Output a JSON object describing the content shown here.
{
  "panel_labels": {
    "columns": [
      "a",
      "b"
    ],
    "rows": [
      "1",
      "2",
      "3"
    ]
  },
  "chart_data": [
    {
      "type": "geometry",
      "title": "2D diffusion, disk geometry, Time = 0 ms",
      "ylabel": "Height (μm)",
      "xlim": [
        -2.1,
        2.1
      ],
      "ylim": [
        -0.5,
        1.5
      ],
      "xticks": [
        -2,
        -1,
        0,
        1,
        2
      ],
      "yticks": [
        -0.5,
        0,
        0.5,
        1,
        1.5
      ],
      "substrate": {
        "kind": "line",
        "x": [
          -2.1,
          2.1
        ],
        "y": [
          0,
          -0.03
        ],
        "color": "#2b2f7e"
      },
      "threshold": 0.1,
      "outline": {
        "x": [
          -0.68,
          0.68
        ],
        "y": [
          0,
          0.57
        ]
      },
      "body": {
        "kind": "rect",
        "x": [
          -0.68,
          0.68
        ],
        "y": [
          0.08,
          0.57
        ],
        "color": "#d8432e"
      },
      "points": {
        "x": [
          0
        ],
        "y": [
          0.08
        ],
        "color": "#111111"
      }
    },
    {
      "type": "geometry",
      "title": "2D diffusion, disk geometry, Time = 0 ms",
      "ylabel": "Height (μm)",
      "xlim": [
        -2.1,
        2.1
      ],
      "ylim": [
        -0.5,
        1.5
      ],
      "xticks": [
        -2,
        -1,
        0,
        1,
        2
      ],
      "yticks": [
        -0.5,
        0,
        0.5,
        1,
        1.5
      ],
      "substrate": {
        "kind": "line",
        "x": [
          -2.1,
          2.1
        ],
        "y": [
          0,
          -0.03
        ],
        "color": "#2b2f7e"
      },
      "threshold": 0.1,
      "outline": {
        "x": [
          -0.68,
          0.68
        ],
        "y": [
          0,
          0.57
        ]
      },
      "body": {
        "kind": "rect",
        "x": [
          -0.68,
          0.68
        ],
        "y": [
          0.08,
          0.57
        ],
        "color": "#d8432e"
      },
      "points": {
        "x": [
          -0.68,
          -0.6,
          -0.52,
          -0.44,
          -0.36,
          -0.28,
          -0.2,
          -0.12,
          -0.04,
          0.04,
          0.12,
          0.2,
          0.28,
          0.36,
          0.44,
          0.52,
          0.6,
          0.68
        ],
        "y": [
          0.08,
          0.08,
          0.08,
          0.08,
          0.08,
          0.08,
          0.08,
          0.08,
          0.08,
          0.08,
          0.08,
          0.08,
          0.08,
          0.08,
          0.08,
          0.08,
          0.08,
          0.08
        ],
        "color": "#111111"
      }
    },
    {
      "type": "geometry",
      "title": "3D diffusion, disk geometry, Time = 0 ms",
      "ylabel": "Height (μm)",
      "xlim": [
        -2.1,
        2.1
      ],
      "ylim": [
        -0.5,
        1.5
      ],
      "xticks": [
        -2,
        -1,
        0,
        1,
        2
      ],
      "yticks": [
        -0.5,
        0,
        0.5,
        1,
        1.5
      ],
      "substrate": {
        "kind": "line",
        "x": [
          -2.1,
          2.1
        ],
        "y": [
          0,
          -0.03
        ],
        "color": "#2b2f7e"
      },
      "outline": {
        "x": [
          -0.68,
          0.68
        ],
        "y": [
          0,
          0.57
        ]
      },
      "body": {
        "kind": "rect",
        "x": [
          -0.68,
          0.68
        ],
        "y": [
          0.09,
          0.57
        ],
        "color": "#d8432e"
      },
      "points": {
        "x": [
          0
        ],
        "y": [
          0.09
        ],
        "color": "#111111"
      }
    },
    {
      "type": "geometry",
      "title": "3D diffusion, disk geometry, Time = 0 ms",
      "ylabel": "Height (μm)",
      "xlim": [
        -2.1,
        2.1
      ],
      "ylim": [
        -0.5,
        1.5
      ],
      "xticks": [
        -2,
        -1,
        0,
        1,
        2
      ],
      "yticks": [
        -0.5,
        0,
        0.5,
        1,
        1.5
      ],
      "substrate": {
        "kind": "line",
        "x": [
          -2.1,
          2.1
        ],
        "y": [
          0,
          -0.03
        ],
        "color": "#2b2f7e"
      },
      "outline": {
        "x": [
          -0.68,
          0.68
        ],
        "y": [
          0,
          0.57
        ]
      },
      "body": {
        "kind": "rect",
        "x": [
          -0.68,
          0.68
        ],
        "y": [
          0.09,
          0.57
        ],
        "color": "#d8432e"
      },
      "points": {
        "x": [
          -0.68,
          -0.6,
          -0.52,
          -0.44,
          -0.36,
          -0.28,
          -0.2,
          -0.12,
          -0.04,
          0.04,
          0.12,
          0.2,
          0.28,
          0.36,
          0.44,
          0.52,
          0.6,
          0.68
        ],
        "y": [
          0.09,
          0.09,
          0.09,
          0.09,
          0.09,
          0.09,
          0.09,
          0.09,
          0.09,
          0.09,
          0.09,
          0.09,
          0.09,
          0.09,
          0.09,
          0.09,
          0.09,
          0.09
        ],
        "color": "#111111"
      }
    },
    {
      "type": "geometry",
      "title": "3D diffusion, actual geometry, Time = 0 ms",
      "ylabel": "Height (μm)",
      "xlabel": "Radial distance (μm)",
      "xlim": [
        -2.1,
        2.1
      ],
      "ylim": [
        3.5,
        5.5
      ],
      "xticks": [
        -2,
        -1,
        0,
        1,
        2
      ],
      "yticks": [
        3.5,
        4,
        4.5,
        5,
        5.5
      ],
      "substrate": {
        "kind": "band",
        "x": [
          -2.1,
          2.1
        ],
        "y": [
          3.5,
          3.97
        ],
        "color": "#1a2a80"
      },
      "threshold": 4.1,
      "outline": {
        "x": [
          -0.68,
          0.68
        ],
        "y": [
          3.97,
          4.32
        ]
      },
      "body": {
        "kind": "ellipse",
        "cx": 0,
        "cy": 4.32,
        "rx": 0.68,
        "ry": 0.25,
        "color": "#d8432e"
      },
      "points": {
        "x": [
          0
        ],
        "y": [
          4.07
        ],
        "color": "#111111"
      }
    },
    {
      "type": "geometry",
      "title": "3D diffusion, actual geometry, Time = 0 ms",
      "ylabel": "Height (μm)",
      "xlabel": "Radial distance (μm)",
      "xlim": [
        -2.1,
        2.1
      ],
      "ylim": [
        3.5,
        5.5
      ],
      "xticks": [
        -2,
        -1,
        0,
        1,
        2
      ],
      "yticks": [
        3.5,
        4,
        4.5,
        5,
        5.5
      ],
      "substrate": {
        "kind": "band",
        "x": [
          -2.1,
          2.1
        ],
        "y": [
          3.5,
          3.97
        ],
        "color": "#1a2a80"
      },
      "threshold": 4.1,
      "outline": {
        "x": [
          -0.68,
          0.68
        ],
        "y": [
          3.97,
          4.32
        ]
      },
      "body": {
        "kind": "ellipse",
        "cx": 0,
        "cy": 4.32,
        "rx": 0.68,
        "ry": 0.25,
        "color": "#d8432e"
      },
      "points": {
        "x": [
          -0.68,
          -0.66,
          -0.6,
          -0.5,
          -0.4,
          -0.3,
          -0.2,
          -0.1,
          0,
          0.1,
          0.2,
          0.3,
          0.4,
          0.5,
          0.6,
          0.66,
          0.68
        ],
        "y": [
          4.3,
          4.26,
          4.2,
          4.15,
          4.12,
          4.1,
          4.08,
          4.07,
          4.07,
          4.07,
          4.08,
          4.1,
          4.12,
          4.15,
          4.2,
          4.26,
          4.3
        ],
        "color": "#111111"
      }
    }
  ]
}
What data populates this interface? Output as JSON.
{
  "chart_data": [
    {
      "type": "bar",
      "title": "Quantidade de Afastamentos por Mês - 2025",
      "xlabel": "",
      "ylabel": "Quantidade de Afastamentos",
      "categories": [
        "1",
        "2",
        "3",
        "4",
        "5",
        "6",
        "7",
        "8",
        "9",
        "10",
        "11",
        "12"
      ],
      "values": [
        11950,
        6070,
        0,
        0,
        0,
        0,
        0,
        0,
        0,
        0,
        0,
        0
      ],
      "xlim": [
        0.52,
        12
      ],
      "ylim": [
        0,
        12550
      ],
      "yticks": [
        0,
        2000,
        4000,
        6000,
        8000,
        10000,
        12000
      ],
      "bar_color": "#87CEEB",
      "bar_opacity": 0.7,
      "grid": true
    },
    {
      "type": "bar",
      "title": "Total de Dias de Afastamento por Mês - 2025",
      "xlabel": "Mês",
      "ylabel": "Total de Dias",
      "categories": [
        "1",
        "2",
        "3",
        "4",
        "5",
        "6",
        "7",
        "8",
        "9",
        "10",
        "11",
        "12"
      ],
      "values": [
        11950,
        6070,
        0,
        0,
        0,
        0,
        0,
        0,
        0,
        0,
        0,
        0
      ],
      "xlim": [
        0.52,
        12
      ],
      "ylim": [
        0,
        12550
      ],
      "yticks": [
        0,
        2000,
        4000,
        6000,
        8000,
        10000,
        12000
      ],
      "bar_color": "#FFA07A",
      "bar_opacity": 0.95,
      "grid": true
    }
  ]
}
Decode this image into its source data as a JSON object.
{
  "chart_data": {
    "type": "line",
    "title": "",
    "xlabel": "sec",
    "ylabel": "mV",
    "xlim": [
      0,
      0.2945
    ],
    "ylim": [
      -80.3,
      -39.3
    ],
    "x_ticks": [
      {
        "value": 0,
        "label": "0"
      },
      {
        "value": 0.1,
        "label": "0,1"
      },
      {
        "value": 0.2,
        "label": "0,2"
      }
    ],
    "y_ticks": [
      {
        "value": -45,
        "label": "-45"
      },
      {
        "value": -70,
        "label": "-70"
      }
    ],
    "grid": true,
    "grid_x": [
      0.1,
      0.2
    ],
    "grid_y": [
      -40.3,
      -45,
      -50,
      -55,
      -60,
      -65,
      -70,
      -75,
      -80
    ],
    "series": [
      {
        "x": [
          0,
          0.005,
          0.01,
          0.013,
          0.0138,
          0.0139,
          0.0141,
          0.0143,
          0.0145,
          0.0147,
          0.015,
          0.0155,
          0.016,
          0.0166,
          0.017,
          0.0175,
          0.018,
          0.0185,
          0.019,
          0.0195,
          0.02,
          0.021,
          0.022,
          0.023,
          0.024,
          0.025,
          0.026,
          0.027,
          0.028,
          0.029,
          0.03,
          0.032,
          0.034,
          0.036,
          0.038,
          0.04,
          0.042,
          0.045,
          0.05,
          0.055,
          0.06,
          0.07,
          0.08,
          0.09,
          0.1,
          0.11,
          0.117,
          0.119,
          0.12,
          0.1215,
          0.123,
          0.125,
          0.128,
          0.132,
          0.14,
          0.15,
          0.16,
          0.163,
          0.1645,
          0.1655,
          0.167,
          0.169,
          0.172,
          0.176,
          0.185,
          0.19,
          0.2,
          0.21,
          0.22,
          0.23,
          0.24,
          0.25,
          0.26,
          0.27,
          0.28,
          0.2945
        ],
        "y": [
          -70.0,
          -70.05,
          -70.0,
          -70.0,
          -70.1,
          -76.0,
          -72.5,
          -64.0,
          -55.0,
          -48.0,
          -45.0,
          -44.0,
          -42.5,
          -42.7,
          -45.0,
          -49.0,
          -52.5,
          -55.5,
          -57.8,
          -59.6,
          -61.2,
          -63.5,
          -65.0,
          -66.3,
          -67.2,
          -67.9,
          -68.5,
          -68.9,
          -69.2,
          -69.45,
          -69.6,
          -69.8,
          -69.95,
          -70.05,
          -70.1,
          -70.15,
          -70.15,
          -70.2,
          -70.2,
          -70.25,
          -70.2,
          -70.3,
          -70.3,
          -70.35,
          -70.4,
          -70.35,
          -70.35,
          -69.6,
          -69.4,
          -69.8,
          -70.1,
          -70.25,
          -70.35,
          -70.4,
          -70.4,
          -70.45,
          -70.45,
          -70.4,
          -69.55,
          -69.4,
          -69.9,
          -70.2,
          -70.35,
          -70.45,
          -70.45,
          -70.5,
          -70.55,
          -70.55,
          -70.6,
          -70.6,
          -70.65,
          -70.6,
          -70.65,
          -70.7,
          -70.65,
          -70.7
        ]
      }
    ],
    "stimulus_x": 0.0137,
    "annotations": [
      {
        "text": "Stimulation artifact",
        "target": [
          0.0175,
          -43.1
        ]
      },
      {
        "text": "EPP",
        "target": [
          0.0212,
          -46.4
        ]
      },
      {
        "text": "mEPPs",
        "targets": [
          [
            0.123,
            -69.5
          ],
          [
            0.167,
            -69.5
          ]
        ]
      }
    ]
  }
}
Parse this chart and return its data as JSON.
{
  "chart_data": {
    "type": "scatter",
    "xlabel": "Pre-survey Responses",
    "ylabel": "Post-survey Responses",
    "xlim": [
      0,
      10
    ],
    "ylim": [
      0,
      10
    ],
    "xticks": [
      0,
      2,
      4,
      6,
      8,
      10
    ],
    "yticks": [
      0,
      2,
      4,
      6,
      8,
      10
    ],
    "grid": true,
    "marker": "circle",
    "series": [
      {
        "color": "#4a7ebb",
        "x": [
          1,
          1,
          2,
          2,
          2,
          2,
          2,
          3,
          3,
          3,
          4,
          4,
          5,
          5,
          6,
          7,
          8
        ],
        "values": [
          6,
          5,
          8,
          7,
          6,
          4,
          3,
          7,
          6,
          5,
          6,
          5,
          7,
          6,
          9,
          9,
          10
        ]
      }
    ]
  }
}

——

*EXERCISE DESCRIPTION*: Search the material above for "xlabel". Pull out each line where it shows up.

*ANSWER BELOW*:
      "xlabel": "Radial distance (μm)",
      "xlabel": "Radial distance (μm)",
      "xlabel": "",
      "xlabel": "Mês",
    "xlabel": "sec",
    "xlabel": "Pre-survey Responses",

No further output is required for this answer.